Read the material below. Count the lines containing "What" and give that count alone.
----------------
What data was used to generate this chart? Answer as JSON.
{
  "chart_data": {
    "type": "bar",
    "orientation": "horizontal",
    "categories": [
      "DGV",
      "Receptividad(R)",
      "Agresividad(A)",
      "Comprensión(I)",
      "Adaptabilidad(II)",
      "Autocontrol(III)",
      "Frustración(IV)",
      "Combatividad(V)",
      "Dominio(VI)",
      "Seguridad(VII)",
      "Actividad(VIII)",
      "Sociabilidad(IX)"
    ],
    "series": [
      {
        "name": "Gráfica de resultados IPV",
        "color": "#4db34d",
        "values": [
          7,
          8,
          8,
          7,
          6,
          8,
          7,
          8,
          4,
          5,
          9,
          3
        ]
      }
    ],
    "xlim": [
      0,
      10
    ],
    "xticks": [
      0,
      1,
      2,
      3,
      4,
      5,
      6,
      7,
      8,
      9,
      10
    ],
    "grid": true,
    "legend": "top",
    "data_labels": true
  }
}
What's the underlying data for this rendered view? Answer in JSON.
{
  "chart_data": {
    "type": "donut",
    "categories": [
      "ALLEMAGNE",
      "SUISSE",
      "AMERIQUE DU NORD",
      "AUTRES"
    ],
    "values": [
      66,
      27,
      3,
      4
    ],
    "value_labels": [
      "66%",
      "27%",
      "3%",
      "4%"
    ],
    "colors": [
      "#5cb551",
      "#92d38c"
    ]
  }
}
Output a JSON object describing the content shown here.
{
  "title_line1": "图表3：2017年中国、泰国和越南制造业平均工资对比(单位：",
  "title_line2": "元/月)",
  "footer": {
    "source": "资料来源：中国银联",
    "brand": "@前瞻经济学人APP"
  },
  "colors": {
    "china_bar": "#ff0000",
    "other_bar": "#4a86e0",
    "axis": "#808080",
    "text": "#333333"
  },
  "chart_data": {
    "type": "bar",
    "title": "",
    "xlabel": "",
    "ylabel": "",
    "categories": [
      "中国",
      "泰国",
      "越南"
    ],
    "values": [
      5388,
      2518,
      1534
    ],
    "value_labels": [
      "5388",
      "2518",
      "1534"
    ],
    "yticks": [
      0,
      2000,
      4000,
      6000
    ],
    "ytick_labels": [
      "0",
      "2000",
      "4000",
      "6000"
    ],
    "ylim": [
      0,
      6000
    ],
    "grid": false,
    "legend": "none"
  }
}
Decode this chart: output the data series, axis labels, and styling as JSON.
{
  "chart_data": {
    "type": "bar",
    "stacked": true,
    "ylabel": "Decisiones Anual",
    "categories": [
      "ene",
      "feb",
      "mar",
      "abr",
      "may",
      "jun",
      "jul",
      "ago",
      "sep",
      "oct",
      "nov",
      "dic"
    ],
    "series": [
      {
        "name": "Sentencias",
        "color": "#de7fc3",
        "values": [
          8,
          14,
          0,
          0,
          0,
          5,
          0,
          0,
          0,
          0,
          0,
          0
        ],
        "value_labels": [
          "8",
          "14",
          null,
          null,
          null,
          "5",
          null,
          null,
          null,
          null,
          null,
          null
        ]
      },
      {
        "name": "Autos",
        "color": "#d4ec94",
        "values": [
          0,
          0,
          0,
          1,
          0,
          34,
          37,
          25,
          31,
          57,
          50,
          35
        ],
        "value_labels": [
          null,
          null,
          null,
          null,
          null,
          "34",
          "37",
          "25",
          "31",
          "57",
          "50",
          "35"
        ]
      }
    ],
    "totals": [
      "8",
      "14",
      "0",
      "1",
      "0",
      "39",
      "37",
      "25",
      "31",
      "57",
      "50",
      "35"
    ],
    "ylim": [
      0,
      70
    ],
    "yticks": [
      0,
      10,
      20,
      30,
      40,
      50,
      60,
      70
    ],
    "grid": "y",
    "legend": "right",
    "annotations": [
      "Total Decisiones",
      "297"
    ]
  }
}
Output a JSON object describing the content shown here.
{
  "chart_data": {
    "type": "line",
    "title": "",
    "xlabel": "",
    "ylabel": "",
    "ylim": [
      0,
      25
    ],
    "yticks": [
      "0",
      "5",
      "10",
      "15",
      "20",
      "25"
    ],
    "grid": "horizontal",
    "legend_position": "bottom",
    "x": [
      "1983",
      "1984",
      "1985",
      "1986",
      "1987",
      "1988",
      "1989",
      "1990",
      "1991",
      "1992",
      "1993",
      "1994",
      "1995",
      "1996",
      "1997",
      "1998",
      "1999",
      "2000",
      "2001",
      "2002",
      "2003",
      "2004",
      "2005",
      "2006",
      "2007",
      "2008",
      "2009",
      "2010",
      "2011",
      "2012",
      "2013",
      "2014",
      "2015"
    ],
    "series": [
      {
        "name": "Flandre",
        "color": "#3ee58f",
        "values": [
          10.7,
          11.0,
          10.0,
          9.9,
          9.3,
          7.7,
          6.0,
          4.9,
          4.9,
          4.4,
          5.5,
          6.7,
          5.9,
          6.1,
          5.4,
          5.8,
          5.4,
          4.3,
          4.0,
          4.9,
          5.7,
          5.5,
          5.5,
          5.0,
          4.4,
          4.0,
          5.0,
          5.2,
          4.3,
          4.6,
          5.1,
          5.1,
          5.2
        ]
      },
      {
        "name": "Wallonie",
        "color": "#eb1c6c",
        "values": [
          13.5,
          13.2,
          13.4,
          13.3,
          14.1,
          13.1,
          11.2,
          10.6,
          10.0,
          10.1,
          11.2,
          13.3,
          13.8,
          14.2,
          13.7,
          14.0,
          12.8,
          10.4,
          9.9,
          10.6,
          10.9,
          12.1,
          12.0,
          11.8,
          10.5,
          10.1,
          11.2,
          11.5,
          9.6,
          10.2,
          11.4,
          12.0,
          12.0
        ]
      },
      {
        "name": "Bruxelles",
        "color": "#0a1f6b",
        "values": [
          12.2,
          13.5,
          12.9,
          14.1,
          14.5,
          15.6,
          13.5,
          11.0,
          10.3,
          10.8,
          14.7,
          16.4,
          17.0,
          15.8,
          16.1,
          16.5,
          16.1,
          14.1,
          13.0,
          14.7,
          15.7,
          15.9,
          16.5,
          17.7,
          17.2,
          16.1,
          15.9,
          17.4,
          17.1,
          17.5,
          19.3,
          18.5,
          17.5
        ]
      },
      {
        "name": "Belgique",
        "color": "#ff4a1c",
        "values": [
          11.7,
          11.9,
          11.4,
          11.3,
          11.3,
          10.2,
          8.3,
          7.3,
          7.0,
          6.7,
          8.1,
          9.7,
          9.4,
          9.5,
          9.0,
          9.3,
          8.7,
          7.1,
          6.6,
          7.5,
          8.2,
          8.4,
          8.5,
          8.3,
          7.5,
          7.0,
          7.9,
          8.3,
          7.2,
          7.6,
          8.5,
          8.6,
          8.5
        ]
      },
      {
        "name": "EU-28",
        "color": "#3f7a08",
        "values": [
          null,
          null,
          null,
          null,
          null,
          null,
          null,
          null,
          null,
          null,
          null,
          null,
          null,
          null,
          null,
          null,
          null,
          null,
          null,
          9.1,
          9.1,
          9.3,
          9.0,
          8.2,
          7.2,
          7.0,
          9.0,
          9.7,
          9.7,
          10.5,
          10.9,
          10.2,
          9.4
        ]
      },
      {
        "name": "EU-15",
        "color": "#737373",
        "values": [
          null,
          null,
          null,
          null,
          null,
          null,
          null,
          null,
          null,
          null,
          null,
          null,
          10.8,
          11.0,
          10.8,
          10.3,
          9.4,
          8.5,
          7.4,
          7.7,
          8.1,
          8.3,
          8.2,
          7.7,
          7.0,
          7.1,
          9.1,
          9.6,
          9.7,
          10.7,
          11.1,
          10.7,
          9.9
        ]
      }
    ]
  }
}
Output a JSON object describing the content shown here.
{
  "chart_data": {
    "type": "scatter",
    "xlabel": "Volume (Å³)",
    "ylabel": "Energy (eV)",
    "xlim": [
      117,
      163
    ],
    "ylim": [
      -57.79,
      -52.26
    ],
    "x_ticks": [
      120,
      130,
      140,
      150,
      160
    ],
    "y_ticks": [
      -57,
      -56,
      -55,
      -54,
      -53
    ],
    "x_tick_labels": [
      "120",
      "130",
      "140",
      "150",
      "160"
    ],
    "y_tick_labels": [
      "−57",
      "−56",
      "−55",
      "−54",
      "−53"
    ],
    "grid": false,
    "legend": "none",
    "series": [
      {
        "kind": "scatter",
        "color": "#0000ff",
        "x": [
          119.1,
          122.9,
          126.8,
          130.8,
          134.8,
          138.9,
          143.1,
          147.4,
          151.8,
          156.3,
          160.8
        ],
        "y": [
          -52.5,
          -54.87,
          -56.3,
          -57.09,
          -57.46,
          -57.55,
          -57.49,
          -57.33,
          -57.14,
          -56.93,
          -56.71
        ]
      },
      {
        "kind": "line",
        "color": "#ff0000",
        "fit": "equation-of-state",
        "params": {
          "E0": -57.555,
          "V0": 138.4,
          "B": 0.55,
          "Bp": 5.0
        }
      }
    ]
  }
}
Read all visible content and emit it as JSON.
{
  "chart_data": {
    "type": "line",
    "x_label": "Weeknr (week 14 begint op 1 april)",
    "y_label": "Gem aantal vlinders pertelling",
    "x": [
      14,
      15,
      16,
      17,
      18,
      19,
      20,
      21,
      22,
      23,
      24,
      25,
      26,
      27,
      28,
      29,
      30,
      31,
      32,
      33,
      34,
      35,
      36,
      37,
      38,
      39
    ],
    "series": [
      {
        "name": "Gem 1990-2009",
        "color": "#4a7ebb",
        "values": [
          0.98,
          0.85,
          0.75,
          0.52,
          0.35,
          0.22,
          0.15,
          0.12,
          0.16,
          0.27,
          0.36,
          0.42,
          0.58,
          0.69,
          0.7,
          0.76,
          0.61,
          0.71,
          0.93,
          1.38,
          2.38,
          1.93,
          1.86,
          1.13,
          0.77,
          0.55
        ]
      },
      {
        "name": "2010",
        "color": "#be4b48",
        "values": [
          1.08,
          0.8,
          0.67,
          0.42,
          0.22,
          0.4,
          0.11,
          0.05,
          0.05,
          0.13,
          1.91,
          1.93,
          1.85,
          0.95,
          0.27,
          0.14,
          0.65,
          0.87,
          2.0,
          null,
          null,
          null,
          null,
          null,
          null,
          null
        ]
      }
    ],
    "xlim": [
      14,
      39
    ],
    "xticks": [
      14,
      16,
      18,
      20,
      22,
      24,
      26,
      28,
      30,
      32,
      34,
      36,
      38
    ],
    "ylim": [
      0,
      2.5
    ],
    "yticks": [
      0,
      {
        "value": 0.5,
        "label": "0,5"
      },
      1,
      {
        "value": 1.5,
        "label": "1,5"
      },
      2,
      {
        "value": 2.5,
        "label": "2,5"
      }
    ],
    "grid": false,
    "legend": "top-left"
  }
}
----------------
**Task result**. 2